Your objective: Collect the lines of the entries where "Example" shows up.
· · · · ·
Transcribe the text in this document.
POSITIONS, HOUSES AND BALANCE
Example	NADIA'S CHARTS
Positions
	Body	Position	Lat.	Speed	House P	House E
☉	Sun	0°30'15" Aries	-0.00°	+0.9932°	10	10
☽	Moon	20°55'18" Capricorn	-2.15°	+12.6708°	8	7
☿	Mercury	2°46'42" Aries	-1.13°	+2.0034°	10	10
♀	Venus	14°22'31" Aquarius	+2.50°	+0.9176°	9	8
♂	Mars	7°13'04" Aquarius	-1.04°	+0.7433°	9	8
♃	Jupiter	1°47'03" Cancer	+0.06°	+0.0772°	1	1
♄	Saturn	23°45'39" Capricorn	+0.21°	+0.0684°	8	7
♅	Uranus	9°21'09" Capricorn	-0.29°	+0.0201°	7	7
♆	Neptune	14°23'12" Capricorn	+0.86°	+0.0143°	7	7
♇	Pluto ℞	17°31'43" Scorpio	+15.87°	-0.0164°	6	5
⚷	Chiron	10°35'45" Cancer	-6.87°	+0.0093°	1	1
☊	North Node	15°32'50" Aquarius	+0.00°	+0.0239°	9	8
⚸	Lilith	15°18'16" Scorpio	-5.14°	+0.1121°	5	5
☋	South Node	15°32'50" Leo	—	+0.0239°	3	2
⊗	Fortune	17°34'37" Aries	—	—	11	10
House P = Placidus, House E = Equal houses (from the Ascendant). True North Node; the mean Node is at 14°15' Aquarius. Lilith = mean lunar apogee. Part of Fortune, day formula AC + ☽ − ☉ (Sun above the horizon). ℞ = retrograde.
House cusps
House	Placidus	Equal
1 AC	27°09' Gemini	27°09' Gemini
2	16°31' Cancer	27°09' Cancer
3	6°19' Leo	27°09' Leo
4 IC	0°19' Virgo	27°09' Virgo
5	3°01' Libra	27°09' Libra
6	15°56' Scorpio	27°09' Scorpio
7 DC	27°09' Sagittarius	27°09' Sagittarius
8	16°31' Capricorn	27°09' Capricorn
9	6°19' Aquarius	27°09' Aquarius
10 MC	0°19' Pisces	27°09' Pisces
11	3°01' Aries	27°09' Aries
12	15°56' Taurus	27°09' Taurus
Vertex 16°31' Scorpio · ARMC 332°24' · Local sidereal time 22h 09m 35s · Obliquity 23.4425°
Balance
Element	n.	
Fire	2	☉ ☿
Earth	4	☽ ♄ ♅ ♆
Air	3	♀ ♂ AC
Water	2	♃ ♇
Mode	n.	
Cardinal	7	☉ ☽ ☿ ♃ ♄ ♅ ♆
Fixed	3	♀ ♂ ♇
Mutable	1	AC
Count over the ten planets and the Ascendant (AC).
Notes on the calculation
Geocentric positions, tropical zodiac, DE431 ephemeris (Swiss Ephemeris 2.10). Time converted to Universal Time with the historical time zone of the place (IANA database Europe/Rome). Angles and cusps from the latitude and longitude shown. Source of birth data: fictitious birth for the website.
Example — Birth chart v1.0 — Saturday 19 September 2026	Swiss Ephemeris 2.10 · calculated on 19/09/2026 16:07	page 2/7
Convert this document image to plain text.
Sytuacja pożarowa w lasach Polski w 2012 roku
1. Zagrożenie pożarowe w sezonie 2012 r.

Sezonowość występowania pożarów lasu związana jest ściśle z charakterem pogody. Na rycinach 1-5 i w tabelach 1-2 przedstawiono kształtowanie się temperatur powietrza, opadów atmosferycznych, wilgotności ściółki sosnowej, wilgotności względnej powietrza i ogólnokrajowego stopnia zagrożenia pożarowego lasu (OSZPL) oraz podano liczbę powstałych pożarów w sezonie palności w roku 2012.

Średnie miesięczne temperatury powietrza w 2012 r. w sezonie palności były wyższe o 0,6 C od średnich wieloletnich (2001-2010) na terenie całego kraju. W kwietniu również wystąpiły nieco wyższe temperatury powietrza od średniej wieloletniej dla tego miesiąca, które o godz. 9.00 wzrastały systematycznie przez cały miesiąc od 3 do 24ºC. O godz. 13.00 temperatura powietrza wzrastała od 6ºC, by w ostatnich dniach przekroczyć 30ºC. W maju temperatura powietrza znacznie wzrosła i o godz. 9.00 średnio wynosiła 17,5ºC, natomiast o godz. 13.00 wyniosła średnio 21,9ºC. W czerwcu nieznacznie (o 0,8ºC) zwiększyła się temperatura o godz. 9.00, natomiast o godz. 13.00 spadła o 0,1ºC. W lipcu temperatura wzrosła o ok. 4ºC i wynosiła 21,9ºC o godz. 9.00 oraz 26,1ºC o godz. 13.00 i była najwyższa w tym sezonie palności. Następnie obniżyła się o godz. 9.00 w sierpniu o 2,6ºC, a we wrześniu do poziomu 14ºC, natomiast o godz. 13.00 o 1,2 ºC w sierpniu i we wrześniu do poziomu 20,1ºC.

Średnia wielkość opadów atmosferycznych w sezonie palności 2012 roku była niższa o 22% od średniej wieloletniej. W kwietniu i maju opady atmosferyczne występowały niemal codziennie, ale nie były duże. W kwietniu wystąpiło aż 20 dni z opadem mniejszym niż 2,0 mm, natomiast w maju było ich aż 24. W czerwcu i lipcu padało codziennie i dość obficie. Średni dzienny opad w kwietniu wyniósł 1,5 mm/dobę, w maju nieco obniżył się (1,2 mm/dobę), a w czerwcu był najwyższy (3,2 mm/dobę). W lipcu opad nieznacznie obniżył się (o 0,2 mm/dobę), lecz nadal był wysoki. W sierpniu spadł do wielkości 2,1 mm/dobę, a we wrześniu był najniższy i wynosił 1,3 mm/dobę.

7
· · · · ·
Task result:
Example	NADIA'S CHARTS
Example — Birth chart v1.0 — Saturday 19 September 2026	Swiss Ephemeris 2.10 · calculated on 19/09/2026 16:07	page 2/7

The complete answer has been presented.